What is being asked.
Each entry must be given again exactly; images do not belong in the copy.

Source data.
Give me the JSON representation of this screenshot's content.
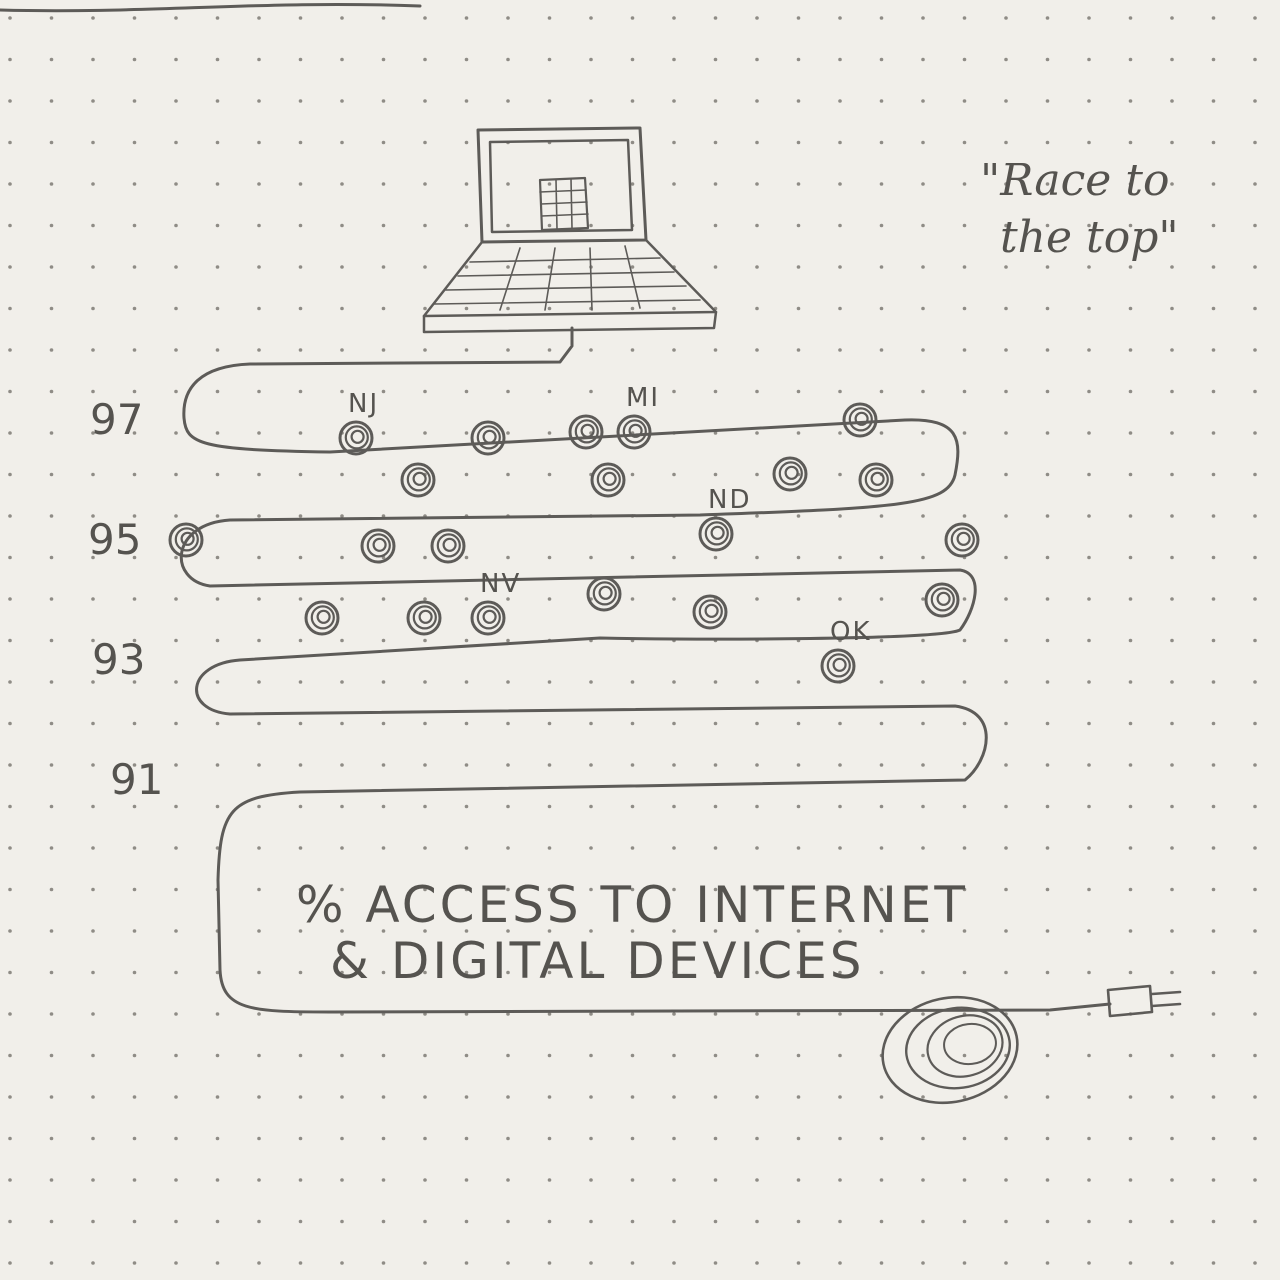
{
  "title": "\"Race to the top\"",
  "title_lines": [
    "\"Race to",
    "the top\""
  ],
  "caption_lines": [
    "% ACCESS TO INTERNET",
    "& DIGITAL DEVICES"
  ],
  "colors": {
    "paper": "#f1efea",
    "pencil": "#5d5b58",
    "dot": "#8f8c86"
  },
  "icons": [
    "laptop-icon",
    "spreadsheet-icon",
    "power-plug-icon",
    "cord-coil-icon"
  ],
  "chart_data": {
    "type": "scatter",
    "title": "\"Race to the top\"",
    "ylabel": "% ACCESS TO INTERNET & DIGITAL DEVICES",
    "xlabel": "",
    "y_ticks": [
      97,
      95,
      93,
      91
    ],
    "y_tick_labels": [
      "97",
      "95",
      "93",
      "91"
    ],
    "ylim": [
      91,
      97.5
    ],
    "grid": false,
    "points": [
      {
        "state": "NJ",
        "value": 96.7
      },
      {
        "state": "",
        "value": 96.7
      },
      {
        "state": "",
        "value": 96.8
      },
      {
        "state": "MI",
        "value": 96.8
      },
      {
        "state": "",
        "value": 97.0
      },
      {
        "state": "",
        "value": 96.0
      },
      {
        "state": "",
        "value": 96.0
      },
      {
        "state": "",
        "value": 96.1
      },
      {
        "state": "",
        "value": 96.0
      },
      {
        "state": "",
        "value": 95.0
      },
      {
        "state": "",
        "value": 94.9
      },
      {
        "state": "",
        "value": 94.9
      },
      {
        "state": "ND",
        "value": 95.1
      },
      {
        "state": "",
        "value": 95.0
      },
      {
        "state": "",
        "value": 94.0
      },
      {
        "state": "",
        "value": 94.1
      },
      {
        "state": "",
        "value": 93.7
      },
      {
        "state": "",
        "value": 93.7
      },
      {
        "state": "NV",
        "value": 93.7
      },
      {
        "state": "",
        "value": 93.8
      },
      {
        "state": "OK",
        "value": 92.9
      }
    ]
  }
}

Result of this task.
Give me the JSON representation of this screenshot's content.
{
  "title": "\"Race to the top\"",
  "title_lines": [
    "\"Race to",
    "the top\""
  ],
  "caption_lines": [
    "% ACCESS TO INTERNET",
    "& DIGITAL DEVICES"
  ],
  "colors": {
    "paper": "#f1efea",
    "pencil": "#5d5b58",
    "dot": "#8f8c86"
  },
  "icons": [
    "laptop-icon",
    "spreadsheet-icon",
    "power-plug-icon",
    "cord-coil-icon"
  ],
  "chart_data": {
    "type": "scatter",
    "title": "\"Race to the top\"",
    "ylabel": "% ACCESS TO INTERNET & DIGITAL DEVICES",
    "xlabel": "",
    "y_ticks": [
      97,
      95,
      93,
      91
    ],
    "y_tick_labels": [
      "97",
      "95",
      "93",
      "91"
    ],
    "ylim": [
      91,
      97.5
    ],
    "grid": false,
    "points": [
      {
        "state": "NJ",
        "value": 96.7
      },
      {
        "state": "",
        "value": 96.7
      },
      {
        "state": "",
        "value": 96.8
      },
      {
        "state": "MI",
        "value": 96.8
      },
      {
        "state": "",
        "value": 97.0
      },
      {
        "state": "",
        "value": 96.0
      },
      {
        "state": "",
        "value": 96.0
      },
      {
        "state": "",
        "value": 96.1
      },
      {
        "state": "",
        "value": 96.0
      },
      {
        "state": "",
        "value": 95.0
      },
      {
        "state": "",
        "value": 94.9
      },
      {
        "state": "",
        "value": 94.9
      },
      {
        "state": "ND",
        "value": 95.1
      },
      {
        "state": "",
        "value": 95.0
      },
      {
        "state": "",
        "value": 94.0
      },
      {
        "state": "",
        "value": 94.1
      },
      {
        "state": "",
        "value": 93.7
      },
      {
        "state": "",
        "value": 93.7
      },
      {
        "state": "NV",
        "value": 93.7
      },
      {
        "state": "",
        "value": 93.8
      },
      {
        "state": "OK",
        "value": 92.9
      }
    ]
  }
}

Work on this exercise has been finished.